Set task. All entries should be output exactly as they stand.

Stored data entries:
Begin

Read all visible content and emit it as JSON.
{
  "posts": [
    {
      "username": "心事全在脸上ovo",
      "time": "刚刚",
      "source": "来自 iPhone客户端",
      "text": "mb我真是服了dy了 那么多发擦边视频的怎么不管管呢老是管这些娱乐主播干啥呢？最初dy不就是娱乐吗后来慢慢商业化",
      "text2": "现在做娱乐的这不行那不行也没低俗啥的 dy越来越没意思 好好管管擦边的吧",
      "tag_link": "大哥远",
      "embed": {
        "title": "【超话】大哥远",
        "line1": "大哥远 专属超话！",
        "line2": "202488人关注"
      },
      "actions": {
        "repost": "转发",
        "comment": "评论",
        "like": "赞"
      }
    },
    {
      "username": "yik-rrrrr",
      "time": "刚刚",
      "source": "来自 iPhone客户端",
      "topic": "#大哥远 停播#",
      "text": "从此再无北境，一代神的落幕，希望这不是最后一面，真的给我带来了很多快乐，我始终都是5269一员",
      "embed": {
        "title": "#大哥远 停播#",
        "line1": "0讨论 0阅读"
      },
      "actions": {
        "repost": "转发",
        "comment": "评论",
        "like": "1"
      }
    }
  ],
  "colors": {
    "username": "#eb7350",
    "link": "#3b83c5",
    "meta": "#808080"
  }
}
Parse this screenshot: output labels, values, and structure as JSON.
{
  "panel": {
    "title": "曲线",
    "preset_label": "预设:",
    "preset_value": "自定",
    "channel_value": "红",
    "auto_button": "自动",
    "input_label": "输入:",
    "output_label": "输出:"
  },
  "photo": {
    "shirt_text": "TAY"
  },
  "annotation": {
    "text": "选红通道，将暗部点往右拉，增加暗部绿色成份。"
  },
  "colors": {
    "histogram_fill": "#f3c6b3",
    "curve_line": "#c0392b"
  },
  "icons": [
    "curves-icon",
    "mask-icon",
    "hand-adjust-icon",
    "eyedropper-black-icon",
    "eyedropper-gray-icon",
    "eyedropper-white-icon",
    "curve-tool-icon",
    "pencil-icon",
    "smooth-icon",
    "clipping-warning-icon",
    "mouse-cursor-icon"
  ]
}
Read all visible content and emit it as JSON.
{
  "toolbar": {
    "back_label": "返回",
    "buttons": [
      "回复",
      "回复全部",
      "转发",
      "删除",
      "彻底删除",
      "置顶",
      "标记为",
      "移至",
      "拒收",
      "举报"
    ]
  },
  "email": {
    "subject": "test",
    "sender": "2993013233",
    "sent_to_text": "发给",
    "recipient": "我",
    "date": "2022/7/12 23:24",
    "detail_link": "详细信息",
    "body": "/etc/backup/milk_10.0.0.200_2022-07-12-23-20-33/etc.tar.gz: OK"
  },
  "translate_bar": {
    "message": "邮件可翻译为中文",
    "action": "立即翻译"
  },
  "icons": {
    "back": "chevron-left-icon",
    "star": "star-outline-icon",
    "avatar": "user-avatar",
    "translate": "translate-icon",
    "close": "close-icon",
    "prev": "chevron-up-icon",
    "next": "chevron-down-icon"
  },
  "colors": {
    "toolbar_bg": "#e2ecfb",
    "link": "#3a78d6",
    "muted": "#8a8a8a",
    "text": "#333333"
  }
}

End

Right answer.
Read all visible content and emit it as JSON.
{
  "posts": [
    {
      "username": "心事全在脸上ovo",
      "time": "刚刚",
      "source": "来自 iPhone客户端",
      "text": "mb我真是服了dy了 那么多发擦边视频的怎么不管管呢老是管这些娱乐主播干啥呢？最初dy不就是娱乐吗后来慢慢商业化",
      "text2": "现在做娱乐的这不行那不行也没低俗啥的 dy越来越没意思 好好管管擦边的吧",
      "tag_link": "大哥远",
      "embed": {
        "title": "【超话】大哥远",
        "line1": "大哥远 专属超话！",
        "line2": "202488人关注"
      },
      "actions": {
        "repost": "转发",
        "comment": "评论",
        "like": "赞"
      }
    },
    {
      "username": "yik-rrrrr",
      "time": "刚刚",
      "source": "来自 iPhone客户端",
      "topic": "#大哥远 停播#",
      "text": "从此再无北境，一代神的落幕，希望这不是最后一面，真的给我带来了很多快乐，我始终都是5269一员",
      "embed": {
        "title": "#大哥远 停播#",
        "line1": "0讨论 0阅读"
      },
      "actions": {
        "repost": "转发",
        "comment": "评论",
        "like": "1"
      }
    }
  ],
  "colors": {
    "username": "#eb7350",
    "link": "#3b83c5",
    "meta": "#808080"
  }
}
Parse this screenshot: output labels, values, and structure as JSON.
{
  "panel": {
    "title": "曲线",
    "preset_label": "预设:",
    "preset_value": "自定",
    "channel_value": "红",
    "auto_button": "自动",
    "input_label": "输入:",
    "output_label": "输出:"
  },
  "photo": {
    "shirt_text": "TAY"
  },
  "annotation": {
    "text": "选红通道，将暗部点往右拉，增加暗部绿色成份。"
  },
  "colors": {
    "histogram_fill": "#f3c6b3",
    "curve_line": "#c0392b"
  },
  "icons": [
    "curves-icon",
    "mask-icon",
    "hand-adjust-icon",
    "eyedropper-black-icon",
    "eyedropper-gray-icon",
    "eyedropper-white-icon",
    "curve-tool-icon",
    "pencil-icon",
    "smooth-icon",
    "clipping-warning-icon",
    "mouse-cursor-icon"
  ]
}
Read all visible content and emit it as JSON.
{
  "toolbar": {
    "back_label": "返回",
    "buttons": [
      "回复",
      "回复全部",
      "转发",
      "删除",
      "彻底删除",
      "置顶",
      "标记为",
      "移至",
      "拒收",
      "举报"
    ]
  },
  "email": {
    "subject": "test",
    "sender": "2993013233",
    "sent_to_text": "发给",
    "recipient": "我",
    "date": "2022/7/12 23:24",
    "detail_link": "详细信息",
    "body": "/etc/backup/milk_10.0.0.200_2022-07-12-23-20-33/etc.tar.gz: OK"
  },
  "translate_bar": {
    "message": "邮件可翻译为中文",
    "action": "立即翻译"
  },
  "icons": {
    "back": "chevron-left-icon",
    "star": "star-outline-icon",
    "avatar": "user-avatar",
    "translate": "translate-icon",
    "close": "close-icon",
    "prev": "chevron-up-icon",
    "next": "chevron-down-icon"
  },
  "colors": {
    "toolbar_bg": "#e2ecfb",
    "link": "#3a78d6",
    "muted": "#8a8a8a",
    "text": "#333333"
  }
}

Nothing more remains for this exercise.